DATA EXTRACT:
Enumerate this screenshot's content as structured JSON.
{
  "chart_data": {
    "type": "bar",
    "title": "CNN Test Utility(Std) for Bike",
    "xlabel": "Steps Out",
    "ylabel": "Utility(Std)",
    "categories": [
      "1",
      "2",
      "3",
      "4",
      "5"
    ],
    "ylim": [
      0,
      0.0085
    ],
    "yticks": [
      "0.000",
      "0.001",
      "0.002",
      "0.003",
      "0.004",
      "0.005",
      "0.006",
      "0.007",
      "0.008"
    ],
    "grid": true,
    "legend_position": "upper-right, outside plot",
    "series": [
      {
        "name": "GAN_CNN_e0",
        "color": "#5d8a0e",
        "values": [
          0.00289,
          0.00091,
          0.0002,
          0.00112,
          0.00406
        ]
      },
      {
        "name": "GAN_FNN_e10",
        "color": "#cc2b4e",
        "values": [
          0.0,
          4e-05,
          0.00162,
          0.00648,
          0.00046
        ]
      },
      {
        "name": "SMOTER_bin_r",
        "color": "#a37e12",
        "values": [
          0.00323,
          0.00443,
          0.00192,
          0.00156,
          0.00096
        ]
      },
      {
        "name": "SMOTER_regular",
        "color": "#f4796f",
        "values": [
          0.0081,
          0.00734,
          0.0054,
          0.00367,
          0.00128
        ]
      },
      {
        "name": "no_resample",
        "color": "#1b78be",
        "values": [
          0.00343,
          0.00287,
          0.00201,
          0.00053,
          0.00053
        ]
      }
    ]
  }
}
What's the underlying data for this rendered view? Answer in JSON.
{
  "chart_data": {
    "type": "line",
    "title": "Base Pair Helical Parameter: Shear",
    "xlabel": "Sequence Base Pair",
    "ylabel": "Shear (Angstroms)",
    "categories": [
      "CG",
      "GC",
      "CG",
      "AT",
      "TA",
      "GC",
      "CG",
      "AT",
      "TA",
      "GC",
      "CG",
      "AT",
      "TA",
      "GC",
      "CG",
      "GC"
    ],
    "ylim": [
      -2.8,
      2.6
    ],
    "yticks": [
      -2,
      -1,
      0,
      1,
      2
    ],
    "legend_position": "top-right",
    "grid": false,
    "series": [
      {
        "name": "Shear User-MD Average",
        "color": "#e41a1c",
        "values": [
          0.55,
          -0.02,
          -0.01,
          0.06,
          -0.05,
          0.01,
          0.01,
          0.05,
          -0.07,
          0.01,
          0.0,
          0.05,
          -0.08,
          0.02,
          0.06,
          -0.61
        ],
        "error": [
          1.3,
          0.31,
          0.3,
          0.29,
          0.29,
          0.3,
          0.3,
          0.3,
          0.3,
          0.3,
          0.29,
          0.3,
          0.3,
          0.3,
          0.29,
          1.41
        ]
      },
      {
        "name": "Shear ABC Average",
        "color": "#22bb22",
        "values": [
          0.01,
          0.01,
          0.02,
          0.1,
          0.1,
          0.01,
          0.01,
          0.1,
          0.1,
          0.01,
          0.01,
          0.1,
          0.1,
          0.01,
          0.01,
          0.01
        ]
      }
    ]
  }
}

CHALLENGE: Answer with a single number: the count of lines holding the word "title".

WRITTEN SOLUTION: 2